Directions: Reproduce the data below verbatim, leaving out the picture.

Supplied information:
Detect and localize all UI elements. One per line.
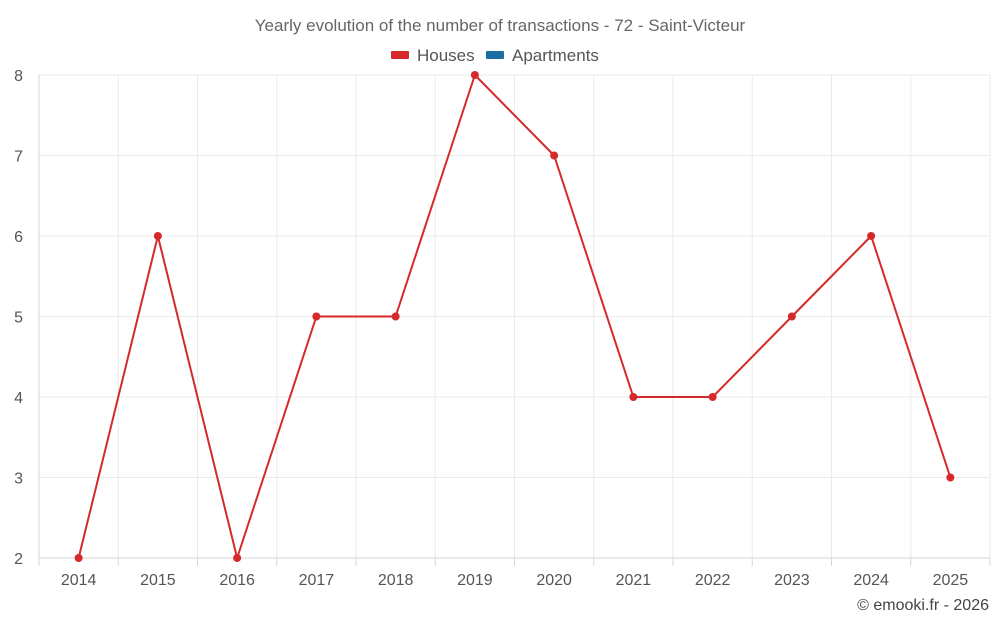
y-tick-label: 6 (14, 229, 23, 246)
chart-title: Yearly evolution of the number of transa… (255, 16, 746, 35)
x-tick-label: 2019 (457, 572, 493, 589)
x-tick-label: 2015 (140, 572, 176, 589)
legend-swatch-apartments (486, 51, 504, 59)
x-axis: 2014 2015 2016 2017 2018 2019 2020 2021 2022 2023… (38, 557, 991, 589)
x-tick-label: 2018 (378, 572, 414, 589)
data-point-houses-2017[interactable] (312, 312, 321, 321)
legend: Houses Apartments (391, 46, 599, 65)
x-tick-label: 2022 (695, 572, 731, 589)
x-tick-label: 2014 (61, 572, 97, 589)
grid (38, 74, 991, 558)
series (74, 71, 955, 562)
data-point-houses-2015[interactable] (153, 232, 162, 240)
data-point-houses-2016[interactable] (233, 554, 242, 562)
y-tick-label: 7 (14, 149, 23, 166)
x-tick-label: 2024 (853, 572, 889, 589)
legend-item-houses[interactable]: Houses (391, 46, 475, 65)
data-point-houses-2014[interactable] (74, 554, 83, 562)
x-tick-label: 2017 (299, 572, 335, 589)
data-point-houses-2019[interactable] (470, 71, 479, 79)
data-point-houses-2018[interactable] (391, 312, 400, 321)
x-tick-label: 2023 (774, 572, 810, 589)
data-point-houses-2022[interactable] (708, 393, 717, 401)
data-point-houses-2021[interactable] (629, 393, 638, 401)
legend-label-apartments: Apartments (512, 46, 599, 65)
x-tick-label: 2016 (219, 572, 255, 589)
data-point-houses-2020[interactable] (550, 151, 559, 160)
y-tick-label: 2 (14, 551, 23, 568)
series-line-houses (77, 74, 952, 559)
y-tick-label: 4 (14, 390, 23, 407)
y-tick-label: 5 (14, 310, 23, 327)
data-point-houses-2024[interactable] (867, 232, 876, 240)
x-tick-label: 2020 (536, 572, 572, 589)
legend-swatch-houses (391, 51, 409, 59)
legend-item-apartments[interactable]: Apartments (486, 46, 599, 65)
data-point-houses-2025[interactable] (946, 473, 955, 482)
y-tick-label: 3 (14, 471, 23, 488)
x-tick-label: 2025 (933, 572, 969, 589)
data-point-houses-2023[interactable] (787, 312, 796, 321)
y-tick-label: 8 (14, 68, 23, 85)
x-tick-label: 2021 (616, 572, 652, 589)
credit-text: © emooki.fr - 2026 (857, 597, 989, 614)
legend-label-houses: Houses (417, 46, 475, 65)
y-axis: 2 3 4 5 6 7 8 (14, 68, 23, 568)
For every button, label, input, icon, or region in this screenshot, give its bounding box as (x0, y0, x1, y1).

Expected output:
Detect and localize all UI elements. One per line.
y-tick-label: 6 (14, 229, 23, 246)
chart-title: Yearly evolution of the number of transa… (255, 16, 746, 35)
x-tick-label: 2019 (457, 572, 493, 589)
x-tick-label: 2015 (140, 572, 176, 589)
legend-swatch-apartments (486, 51, 504, 59)
x-axis: 2014 2015 2016 2017 2018 2019 2020 2021 2022 2023… (38, 557, 991, 589)
x-tick-label: 2018 (378, 572, 414, 589)
data-point-houses-2017[interactable] (312, 312, 321, 321)
legend: Houses Apartments (391, 46, 599, 65)
x-tick-label: 2022 (695, 572, 731, 589)
x-tick-label: 2014 (61, 572, 97, 589)
grid (38, 74, 991, 558)
series (74, 71, 955, 562)
data-point-houses-2015[interactable] (153, 232, 162, 240)
data-point-houses-2016[interactable] (233, 554, 242, 562)
y-tick-label: 7 (14, 149, 23, 166)
x-tick-label: 2024 (853, 572, 889, 589)
legend-item-houses[interactable]: Houses (391, 46, 475, 65)
data-point-houses-2014[interactable] (74, 554, 83, 562)
x-tick-label: 2017 (299, 572, 335, 589)
data-point-houses-2019[interactable] (470, 71, 479, 79)
data-point-houses-2018[interactable] (391, 312, 400, 321)
x-tick-label: 2023 (774, 572, 810, 589)
data-point-houses-2022[interactable] (708, 393, 717, 401)
data-point-houses-2021[interactable] (629, 393, 638, 401)
legend-label-apartments: Apartments (512, 46, 599, 65)
x-tick-label: 2016 (219, 572, 255, 589)
data-point-houses-2020[interactable] (550, 151, 559, 160)
y-tick-label: 2 (14, 551, 23, 568)
series-line-houses (77, 74, 952, 559)
y-tick-label: 4 (14, 390, 23, 407)
y-tick-label: 5 (14, 310, 23, 327)
data-point-houses-2024[interactable] (867, 232, 876, 240)
x-tick-label: 2020 (536, 572, 572, 589)
legend-swatch-houses (391, 51, 409, 59)
legend-item-apartments[interactable]: Apartments (486, 46, 599, 65)
data-point-houses-2025[interactable] (946, 473, 955, 482)
y-tick-label: 3 (14, 471, 23, 488)
x-tick-label: 2025 (933, 572, 969, 589)
data-point-houses-2023[interactable] (787, 312, 796, 321)
y-tick-label: 8 (14, 68, 23, 85)
x-tick-label: 2021 (616, 572, 652, 589)
credit-text: © emooki.fr - 2026 (857, 597, 989, 614)
legend-label-houses: Houses (417, 46, 475, 65)
y-axis: 2 3 4 5 6 7 8 (14, 68, 23, 568)
For every button, label, input, icon, or region in this screenshot, give its bounding box as (x0, y0, x1, y1).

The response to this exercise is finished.